AIM OF THE EXERCISE: Locate each line below that includes "color" and reproduce it.

[Records from a data source]
** Start **
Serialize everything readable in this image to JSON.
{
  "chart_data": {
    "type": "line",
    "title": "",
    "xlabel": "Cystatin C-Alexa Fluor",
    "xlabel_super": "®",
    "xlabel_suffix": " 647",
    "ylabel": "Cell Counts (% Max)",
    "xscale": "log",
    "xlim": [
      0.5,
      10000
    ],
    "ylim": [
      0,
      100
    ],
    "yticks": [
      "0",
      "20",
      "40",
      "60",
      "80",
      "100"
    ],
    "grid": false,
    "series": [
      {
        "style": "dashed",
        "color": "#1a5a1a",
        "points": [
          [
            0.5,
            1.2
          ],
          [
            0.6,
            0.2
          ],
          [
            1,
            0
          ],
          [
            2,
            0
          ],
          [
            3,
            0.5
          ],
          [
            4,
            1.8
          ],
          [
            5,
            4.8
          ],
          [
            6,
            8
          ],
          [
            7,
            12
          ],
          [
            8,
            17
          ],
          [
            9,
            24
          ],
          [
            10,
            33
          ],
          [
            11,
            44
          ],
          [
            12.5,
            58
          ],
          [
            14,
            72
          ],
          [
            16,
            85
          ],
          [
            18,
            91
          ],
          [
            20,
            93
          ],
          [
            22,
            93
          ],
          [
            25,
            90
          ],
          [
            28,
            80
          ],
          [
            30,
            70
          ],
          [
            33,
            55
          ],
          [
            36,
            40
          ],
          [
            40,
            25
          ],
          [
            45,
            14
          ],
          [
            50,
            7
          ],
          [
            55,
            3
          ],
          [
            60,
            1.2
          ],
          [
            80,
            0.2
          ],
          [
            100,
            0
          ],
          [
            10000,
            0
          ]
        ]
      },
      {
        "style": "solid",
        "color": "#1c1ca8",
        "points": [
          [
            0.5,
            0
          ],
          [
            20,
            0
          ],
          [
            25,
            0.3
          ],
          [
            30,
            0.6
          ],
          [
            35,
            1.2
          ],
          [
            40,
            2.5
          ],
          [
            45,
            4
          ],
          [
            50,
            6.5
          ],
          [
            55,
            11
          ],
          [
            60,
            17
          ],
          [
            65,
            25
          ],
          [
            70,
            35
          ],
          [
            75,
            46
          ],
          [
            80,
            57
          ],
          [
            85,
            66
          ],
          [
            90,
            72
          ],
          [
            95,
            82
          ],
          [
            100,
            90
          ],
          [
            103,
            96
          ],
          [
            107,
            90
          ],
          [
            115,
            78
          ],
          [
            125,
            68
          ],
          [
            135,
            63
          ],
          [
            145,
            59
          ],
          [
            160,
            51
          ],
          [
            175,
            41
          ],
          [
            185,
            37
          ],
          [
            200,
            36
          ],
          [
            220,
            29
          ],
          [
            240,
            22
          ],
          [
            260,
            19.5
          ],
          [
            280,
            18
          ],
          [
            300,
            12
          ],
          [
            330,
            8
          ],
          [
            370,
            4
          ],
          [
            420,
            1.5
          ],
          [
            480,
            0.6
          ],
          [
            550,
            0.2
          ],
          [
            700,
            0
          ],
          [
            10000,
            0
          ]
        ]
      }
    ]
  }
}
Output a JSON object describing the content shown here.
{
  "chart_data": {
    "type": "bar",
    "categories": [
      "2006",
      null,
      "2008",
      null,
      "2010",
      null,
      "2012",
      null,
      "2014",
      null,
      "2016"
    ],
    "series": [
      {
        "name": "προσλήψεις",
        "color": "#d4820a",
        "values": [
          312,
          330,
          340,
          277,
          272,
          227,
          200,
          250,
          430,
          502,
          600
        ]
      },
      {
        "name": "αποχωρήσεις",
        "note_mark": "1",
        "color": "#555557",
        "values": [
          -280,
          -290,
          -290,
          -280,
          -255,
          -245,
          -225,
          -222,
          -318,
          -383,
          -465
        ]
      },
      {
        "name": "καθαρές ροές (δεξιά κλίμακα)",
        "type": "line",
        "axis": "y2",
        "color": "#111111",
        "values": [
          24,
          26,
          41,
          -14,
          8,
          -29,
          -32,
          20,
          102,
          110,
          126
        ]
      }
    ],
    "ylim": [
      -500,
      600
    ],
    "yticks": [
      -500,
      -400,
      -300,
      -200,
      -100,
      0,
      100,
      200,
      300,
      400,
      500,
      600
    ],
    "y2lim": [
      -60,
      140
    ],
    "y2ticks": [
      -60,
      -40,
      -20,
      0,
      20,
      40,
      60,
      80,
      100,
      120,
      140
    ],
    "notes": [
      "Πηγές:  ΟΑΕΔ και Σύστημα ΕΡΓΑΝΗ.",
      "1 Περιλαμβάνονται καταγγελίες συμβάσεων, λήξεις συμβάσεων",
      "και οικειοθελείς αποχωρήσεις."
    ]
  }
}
** End **
PROBLEM SOLUTION:
        "color": "#1a5a1a",
        "color": "#1c1ca8",
        "color": "#d4820a",
        "color": "#555557",
        "color": "#111111",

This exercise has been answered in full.